#### [YOUR TASK]
Select all lines holding the word "values" from the entries that follow.

(Dataset entries on figures)
- - - - -

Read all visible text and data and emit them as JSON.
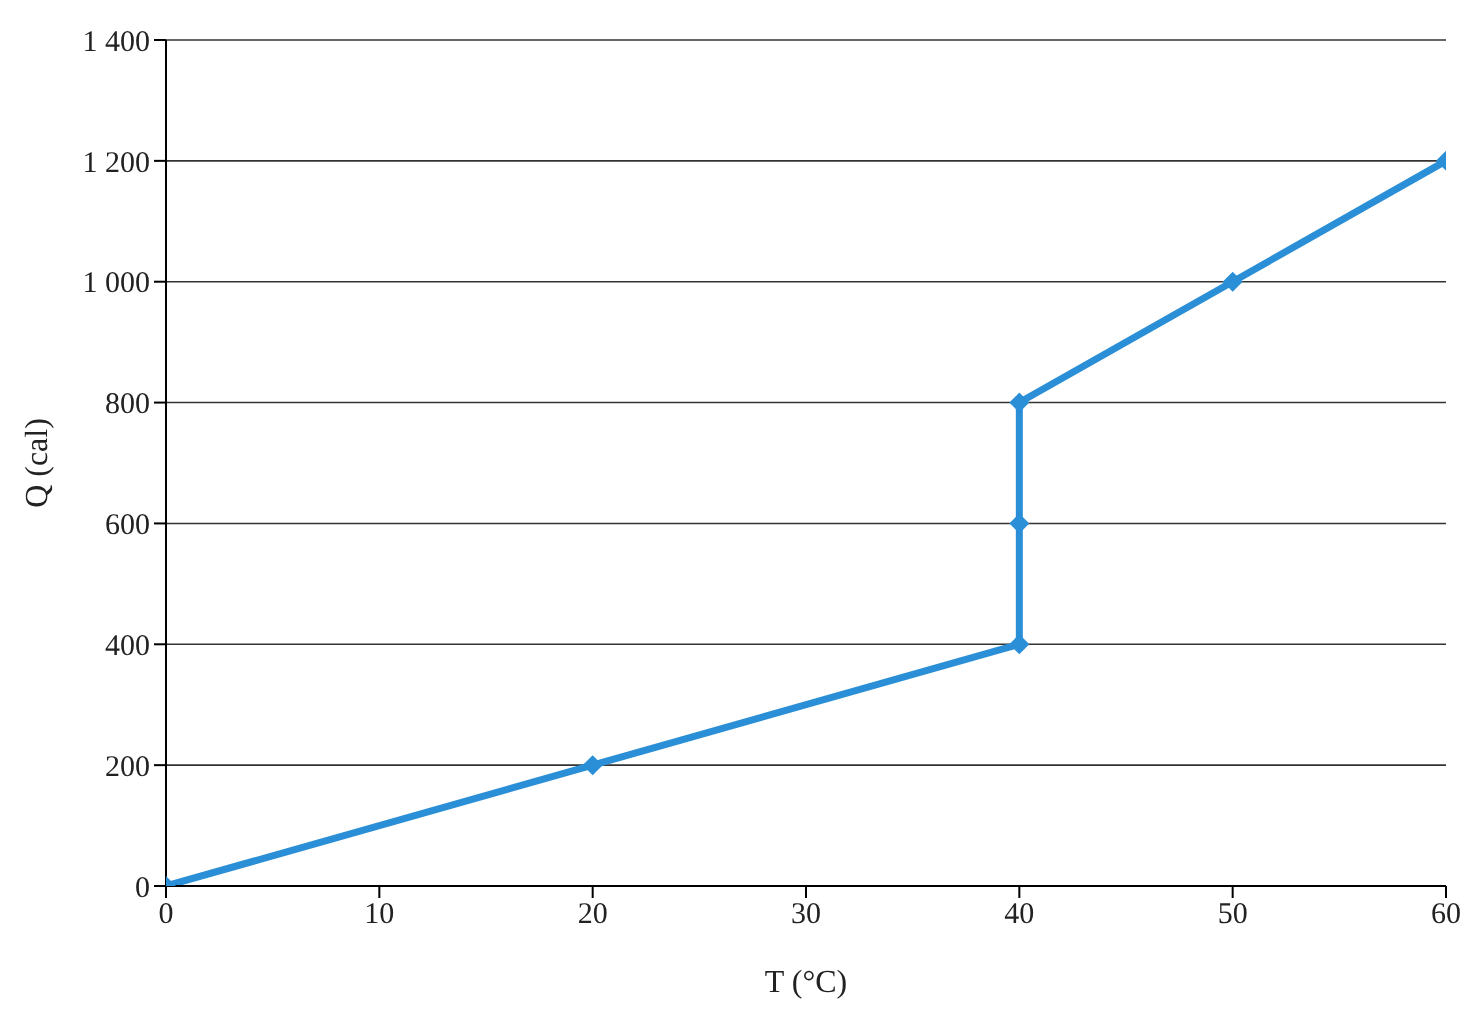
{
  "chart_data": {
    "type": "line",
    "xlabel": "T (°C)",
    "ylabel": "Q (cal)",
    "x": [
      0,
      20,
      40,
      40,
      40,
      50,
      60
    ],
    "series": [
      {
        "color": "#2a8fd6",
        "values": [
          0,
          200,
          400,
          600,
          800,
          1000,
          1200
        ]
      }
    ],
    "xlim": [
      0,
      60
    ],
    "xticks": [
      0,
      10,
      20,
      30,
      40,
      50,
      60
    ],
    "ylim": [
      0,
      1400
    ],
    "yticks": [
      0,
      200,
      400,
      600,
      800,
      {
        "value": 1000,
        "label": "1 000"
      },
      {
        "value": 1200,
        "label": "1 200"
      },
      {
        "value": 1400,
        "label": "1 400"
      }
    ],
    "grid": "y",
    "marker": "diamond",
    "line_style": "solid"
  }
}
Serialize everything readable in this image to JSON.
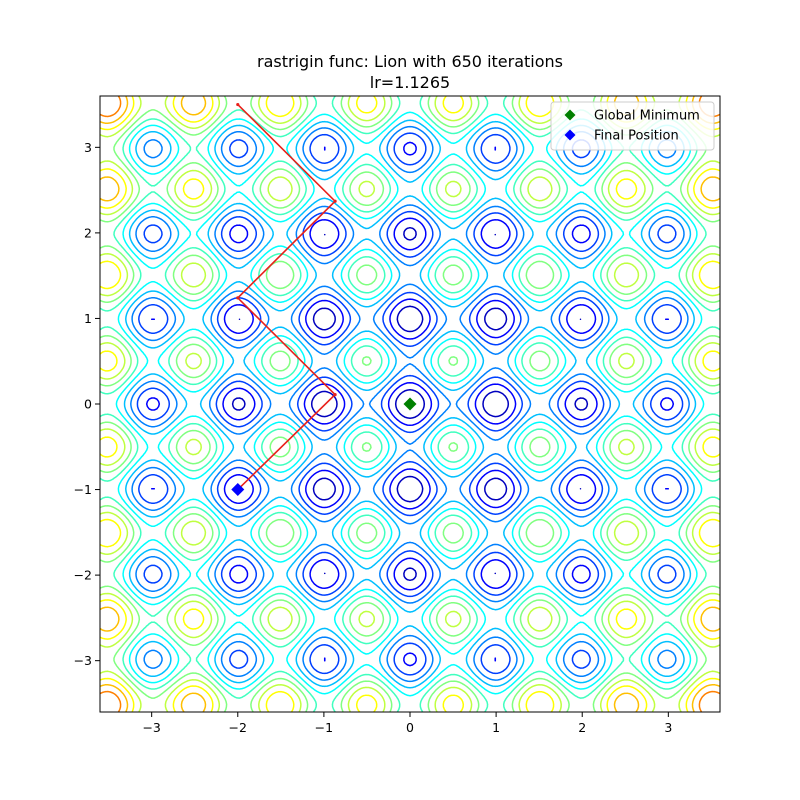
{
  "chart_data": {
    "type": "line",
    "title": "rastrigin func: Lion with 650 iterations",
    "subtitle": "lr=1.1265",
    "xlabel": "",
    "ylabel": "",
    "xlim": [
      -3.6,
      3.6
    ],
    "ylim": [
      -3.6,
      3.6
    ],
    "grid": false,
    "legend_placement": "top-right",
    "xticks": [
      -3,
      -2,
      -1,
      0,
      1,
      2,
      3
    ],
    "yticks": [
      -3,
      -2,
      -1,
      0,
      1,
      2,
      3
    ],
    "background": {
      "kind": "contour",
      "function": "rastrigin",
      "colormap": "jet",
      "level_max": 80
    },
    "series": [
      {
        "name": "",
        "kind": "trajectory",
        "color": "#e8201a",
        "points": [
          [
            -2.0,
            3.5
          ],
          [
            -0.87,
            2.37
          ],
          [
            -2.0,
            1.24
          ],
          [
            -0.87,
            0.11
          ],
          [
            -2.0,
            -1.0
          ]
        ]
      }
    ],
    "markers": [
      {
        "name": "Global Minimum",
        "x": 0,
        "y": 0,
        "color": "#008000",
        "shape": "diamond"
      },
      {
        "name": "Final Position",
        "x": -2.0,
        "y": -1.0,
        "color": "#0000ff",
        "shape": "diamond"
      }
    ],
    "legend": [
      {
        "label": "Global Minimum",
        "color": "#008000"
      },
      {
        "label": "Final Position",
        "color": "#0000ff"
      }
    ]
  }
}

- - - - -

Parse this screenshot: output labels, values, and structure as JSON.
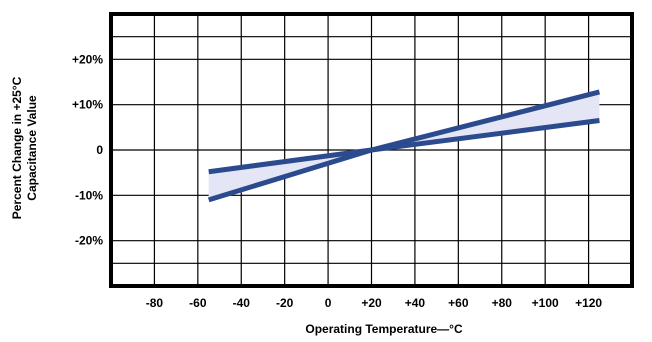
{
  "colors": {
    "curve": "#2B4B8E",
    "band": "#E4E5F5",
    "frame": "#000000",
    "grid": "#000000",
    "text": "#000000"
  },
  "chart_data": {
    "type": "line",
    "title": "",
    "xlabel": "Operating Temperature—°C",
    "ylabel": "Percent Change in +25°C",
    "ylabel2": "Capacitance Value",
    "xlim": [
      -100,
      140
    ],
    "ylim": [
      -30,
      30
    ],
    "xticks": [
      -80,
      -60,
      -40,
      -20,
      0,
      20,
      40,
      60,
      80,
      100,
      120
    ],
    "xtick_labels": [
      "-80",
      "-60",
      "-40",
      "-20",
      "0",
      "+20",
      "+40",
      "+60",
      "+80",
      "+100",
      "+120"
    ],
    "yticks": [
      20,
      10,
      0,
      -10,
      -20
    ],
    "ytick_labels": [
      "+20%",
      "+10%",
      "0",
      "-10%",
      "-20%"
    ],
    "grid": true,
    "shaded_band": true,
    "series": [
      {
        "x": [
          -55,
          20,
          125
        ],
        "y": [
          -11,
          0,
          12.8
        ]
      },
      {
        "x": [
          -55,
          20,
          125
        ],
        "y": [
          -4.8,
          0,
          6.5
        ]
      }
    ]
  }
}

- - - - -

#### [FINAL ANSWER]
        "values": [
Parse this screenshot: output labels, values, and structure as JSON.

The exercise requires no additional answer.